→ The exercise: The exercise asks for every line of the data to be reproduced exactly.

→ Entries supplied:

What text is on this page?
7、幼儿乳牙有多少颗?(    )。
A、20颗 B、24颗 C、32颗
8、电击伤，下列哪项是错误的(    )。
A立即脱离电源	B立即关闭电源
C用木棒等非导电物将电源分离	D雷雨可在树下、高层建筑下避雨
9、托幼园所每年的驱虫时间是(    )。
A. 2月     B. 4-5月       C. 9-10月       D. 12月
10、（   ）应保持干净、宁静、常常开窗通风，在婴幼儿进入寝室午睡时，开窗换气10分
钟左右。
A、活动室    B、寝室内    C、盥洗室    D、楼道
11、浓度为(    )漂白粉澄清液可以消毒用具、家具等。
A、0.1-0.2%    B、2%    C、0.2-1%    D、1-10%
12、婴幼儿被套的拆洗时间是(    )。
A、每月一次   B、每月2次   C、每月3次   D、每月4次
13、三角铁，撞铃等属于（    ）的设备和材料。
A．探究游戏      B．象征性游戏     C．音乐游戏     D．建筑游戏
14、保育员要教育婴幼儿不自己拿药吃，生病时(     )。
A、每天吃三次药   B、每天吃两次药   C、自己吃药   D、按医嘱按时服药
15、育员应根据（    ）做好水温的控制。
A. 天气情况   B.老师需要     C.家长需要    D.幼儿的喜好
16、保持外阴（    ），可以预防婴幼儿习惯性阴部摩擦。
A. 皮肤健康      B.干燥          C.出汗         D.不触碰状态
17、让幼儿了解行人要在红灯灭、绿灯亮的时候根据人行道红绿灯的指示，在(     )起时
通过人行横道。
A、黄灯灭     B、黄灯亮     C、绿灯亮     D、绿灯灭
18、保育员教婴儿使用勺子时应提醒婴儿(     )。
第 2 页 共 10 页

→ Full answer:
What text is on this page?
7、幼儿乳牙有多少颗?(    )。
A、20颗 B、24颗 C、32颗
8、电击伤，下列哪项是错误的(    )。
A立即脱离电源	B立即关闭电源
C用木棒等非导电物将电源分离	D雷雨可在树下、高层建筑下避雨
9、托幼园所每年的驱虫时间是(    )。
A. 2月     B. 4-5月       C. 9-10月       D. 12月
10、（   ）应保持干净、宁静、常常开窗通风，在婴幼儿进入寝室午睡时，开窗换气10分
钟左右。
A、活动室    B、寝室内    C、盥洗室    D、楼道
11、浓度为(    )漂白粉澄清液可以消毒用具、家具等。
A、0.1-0.2%    B、2%    C、0.2-1%    D、1-10%
12、婴幼儿被套的拆洗时间是(    )。
A、每月一次   B、每月2次   C、每月3次   D、每月4次
13、三角铁，撞铃等属于（    ）的设备和材料。
A．探究游戏      B．象征性游戏     C．音乐游戏     D．建筑游戏
14、保育员要教育婴幼儿不自己拿药吃，生病时(     )。
A、每天吃三次药   B、每天吃两次药   C、自己吃药   D、按医嘱按时服药
15、育员应根据（    ）做好水温的控制。
A. 天气情况   B.老师需要     C.家长需要    D.幼儿的喜好
16、保持外阴（    ），可以预防婴幼儿习惯性阴部摩擦。
A. 皮肤健康      B.干燥          C.出汗         D.不触碰状态
17、让幼儿了解行人要在红灯灭、绿灯亮的时候根据人行道红绿灯的指示，在(     )起时
通过人行横道。
A、黄灯灭     B、黄灯亮     C、绿灯亮     D、绿灯灭
18、保育员教婴儿使用勺子时应提醒婴儿(     )。
第 2 页 共 10 页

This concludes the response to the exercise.